Data to process:
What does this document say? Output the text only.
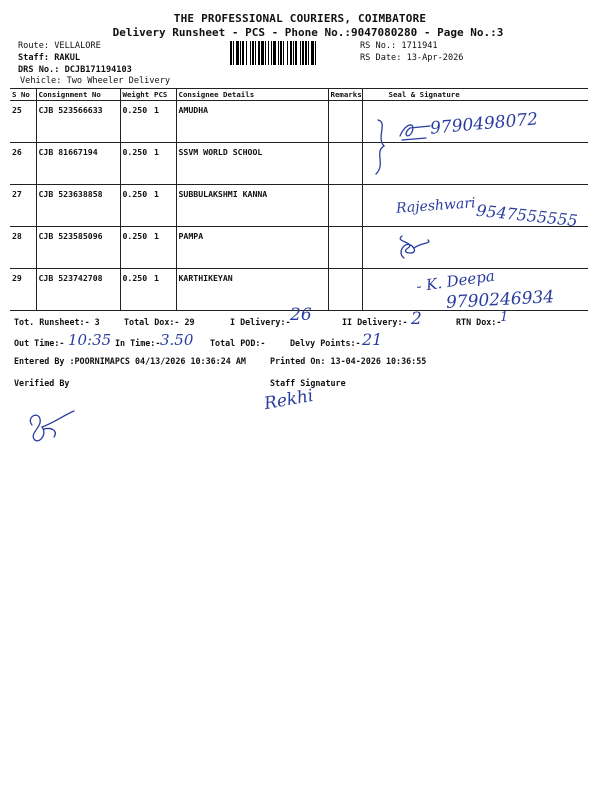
THE PROFESSIONAL COURIERS, COIMBATORE
Delivery Runsheet - PCS - Phone No.:9047080280 - Page No.:3
Route: VELLALORE
Staff: RAKUL
DRS No.: DCJB171194103
Vehicle: Two Wheeler Delivery
RS No.: 1711941
RS Date: 13-Apr-2026
S No	Consignment No	Weight	PCS	Consignee Details	Remarks	Seal & Signature
25	CJB 523566633	0.250	1	AMUDHA		
26	CJB 81667194	0.250	1	SSVM WORLD SCHOOL		
27	CJB 523638858	0.250	1	SUBBULAKSHMI KANNA		
28	CJB 523585096	0.250	1	PAMPA		
29	CJB 523742708	0.250	1	KARTHIKEYAN		
Tot. Runsheet:- 3	Total Dox:- 29	I Delivery:-	II Delivery:-	RTN Dox:-
Out Time:-	In Time:-	Total POD:-	Delvy Points:-
Entered By :POORNIMAPCS 04/13/2026 10:36:24 AM	Printed On: 13-04-2026 10:36:55
Verified By	Staff Signature
9790498072
Rajeshwari 9547555555
- K. Deepa
9790246934
26	2	1
10:35	3.50	21
Rekhi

Requirement: Without the pictures, restate all of the entries above verbatim.

Complete response:
What does this document say? Output the text only.
THE PROFESSIONAL COURIERS, COIMBATORE
Delivery Runsheet - PCS - Phone No.:9047080280 - Page No.:3
Route: VELLALORE
Staff: RAKUL
DRS No.: DCJB171194103
Vehicle: Two Wheeler Delivery
RS No.: 1711941
RS Date: 13-Apr-2026
S No	Consignment No	Weight	PCS	Consignee Details	Remarks	Seal & Signature
25	CJB 523566633	0.250	1	AMUDHA		
26	CJB 81667194	0.250	1	SSVM WORLD SCHOOL		
27	CJB 523638858	0.250	1	SUBBULAKSHMI KANNA		
28	CJB 523585096	0.250	1	PAMPA		
29	CJB 523742708	0.250	1	KARTHIKEYAN		
Tot. Runsheet:- 3	Total Dox:- 29	I Delivery:-	II Delivery:-	RTN Dox:-
Out Time:-	In Time:-	Total POD:-	Delvy Points:-
Entered By :POORNIMAPCS 04/13/2026 10:36:24 AM	Printed On: 13-04-2026 10:36:55
Verified By	Staff Signature
9790498072
Rajeshwari 9547555555
- K. Deepa
9790246934
26	2	1
10:35	3.50	21
Rekhi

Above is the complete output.